▶ PASSAGE GIVEN:
┄┄┄┄┄┄┄┄┄┄

I am trying to compile grub on Fedora 8 because I need to apply the patch
for bug 250299.
First, I downloaded and installed
http://mirrors.kernel.org/fedora/releases/8/Fedora/source/SRPMS/grub-0.97...
Next, I extracted the included grub-0.97.tar.gz to /usr/src/
At this point, if I run configure, I will get the error mentioned in the
subject, as follows:
[CODE]checking for a BSD-compatible install... /usr/bin/install -c
checking whether build environment is sane... yes
checking for gawk... gawk
checking whether make sets $(MAKE)... yes
checking build system type... x86_64-unknown-linux-gnu
checking host system type... x86_64-unknown-linux-gnu
checking whether to enable maintainer-specific portions of Makefiles... no
checking for gcc... gcc
checking for gcc... (cached) gcc
checking for C compiler default output file name... a.out
checking whether the C compiler works... yes
checking whether we are cross compiling... no
checking for suffix of executables...

┄┄┄┄┄┄┄┄┄┄

▶ RECORDED INFORMATION:
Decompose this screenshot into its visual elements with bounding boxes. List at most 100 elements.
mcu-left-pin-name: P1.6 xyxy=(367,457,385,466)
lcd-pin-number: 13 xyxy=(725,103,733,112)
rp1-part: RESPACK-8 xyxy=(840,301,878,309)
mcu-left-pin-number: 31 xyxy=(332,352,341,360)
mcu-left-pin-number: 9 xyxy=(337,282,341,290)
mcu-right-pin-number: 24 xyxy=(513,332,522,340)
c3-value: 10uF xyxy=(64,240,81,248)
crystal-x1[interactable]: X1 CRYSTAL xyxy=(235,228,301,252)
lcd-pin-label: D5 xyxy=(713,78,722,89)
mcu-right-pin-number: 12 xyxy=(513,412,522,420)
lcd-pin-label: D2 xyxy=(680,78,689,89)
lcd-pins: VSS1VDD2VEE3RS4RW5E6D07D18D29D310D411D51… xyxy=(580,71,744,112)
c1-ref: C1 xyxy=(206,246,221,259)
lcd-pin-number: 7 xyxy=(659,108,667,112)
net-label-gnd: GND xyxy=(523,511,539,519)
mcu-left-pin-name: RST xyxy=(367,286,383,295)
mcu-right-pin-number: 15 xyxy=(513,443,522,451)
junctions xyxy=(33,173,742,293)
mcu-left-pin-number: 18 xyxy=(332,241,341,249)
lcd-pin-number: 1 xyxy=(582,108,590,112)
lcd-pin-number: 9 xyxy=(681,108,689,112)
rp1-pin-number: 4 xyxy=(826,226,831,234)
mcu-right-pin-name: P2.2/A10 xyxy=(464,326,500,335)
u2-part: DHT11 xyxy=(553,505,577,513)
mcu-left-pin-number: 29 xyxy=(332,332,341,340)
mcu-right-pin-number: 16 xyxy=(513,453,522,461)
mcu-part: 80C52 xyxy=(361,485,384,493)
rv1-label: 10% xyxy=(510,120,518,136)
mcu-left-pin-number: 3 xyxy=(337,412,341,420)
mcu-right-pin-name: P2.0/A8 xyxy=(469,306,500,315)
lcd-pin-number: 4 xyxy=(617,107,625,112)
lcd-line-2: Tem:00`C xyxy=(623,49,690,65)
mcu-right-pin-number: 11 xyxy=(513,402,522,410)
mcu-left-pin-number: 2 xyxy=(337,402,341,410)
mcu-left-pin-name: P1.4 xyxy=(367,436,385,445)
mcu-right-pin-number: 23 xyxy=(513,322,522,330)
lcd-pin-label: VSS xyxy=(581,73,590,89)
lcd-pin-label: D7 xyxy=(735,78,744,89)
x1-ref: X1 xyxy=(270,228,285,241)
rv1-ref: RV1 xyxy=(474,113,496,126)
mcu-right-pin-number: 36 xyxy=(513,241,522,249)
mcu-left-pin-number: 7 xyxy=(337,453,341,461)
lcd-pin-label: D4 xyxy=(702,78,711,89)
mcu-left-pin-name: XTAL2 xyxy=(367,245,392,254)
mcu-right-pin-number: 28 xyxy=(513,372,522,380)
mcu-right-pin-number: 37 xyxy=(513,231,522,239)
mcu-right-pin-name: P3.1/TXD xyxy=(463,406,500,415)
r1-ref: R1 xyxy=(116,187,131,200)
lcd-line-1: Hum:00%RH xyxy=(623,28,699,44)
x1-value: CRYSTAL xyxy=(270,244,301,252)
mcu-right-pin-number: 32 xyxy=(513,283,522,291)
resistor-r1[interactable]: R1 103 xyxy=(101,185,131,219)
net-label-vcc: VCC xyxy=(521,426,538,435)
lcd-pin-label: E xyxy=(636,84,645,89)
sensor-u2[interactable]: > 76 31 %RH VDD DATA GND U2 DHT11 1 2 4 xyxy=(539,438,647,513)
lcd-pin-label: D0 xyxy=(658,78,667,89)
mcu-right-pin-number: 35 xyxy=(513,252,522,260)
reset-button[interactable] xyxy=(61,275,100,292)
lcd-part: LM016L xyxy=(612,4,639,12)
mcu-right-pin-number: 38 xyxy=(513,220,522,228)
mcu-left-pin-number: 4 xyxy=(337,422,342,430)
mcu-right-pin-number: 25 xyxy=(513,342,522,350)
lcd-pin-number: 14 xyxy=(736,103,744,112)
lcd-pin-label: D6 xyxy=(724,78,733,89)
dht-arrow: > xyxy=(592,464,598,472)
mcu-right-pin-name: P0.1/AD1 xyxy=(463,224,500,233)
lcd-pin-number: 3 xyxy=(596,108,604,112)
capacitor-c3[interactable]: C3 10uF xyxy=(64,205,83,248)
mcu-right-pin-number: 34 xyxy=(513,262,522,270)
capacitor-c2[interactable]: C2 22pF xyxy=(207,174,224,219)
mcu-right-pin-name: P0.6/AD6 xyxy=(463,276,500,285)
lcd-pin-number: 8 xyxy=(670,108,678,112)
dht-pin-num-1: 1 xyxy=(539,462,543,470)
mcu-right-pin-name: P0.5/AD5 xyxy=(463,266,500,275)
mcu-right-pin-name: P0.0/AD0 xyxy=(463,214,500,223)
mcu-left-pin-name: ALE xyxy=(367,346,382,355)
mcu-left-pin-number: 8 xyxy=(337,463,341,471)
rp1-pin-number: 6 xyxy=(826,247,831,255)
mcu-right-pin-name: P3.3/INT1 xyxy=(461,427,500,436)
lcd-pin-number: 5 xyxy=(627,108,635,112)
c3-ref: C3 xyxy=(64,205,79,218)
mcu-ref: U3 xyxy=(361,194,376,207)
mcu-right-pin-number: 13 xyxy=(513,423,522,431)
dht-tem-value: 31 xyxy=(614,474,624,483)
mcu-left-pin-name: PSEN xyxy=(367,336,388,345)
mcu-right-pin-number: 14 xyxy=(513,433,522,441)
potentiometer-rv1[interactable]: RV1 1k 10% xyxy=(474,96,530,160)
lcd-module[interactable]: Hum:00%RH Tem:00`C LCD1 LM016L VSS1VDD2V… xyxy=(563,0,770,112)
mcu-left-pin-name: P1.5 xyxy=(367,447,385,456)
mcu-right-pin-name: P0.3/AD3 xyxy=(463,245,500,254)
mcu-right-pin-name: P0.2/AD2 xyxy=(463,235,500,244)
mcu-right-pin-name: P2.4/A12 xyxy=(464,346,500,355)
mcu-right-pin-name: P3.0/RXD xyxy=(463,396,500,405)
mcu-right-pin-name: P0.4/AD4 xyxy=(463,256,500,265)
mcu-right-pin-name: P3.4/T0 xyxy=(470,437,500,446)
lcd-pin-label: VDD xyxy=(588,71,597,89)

┄┄┄┄┄┄┄┄┄┄

▶ WHAT YOU WILL DO:
A - Repeat the post about compiling grub on Fedora 8 word for word.
B - Render everything from the start of the records down through the line containing "mcu-right-pin-number: 24 xyxy=(513,332,522,340)" as a JSON list of strings, one string per line, leaving out blank lines.

▶ EXPECTED RESULTS:
A -
I am trying to compile grub on Fedora 8 because I need to apply the patch
for bug 250299.
First, I downloaded and installed
http://mirrors.kernel.org/fedora/releases/8/Fedora/source/SRPMS/grub-0.97...
Next, I extracted the included grub-0.97.tar.gz to /usr/src/
At this point, if I run configure, I will get the error mentioned in the
subject, as follows:
[CODE]checking for a BSD-compatible install... /usr/bin/install -c
checking whether build environment is sane... yes
checking for gawk... gawk
checking whether make sets $(MAKE)... yes
checking build system type... x86_64-unknown-linux-gnu
checking host system type... x86_64-unknown-linux-gnu
checking whether to enable maintainer-specific portions of Makefiles... no
checking for gcc... gcc
checking for gcc... (cached) gcc
checking for C compiler default output file name... a.out
checking whether the C compiler works... yes
checking whether we are cross compiling... no
checking for suffix of executables...

B -
[
  "Decompose this screenshot into its visual elements with bounding boxes. List at most 100 elements.",
  "mcu-left-pin-name: P1.6 xyxy=(367,457,385,466)",
  "lcd-pin-number: 13 xyxy=(725,103,733,112)",
  "rp1-part: RESPACK-8 xyxy=(840,301,878,309)",
  "mcu-left-pin-number: 31 xyxy=(332,352,341,360)",
  "mcu-left-pin-number: 9 xyxy=(337,282,341,290)",
  "mcu-right-pin-number: 24 xyxy=(513,332,522,340)"
]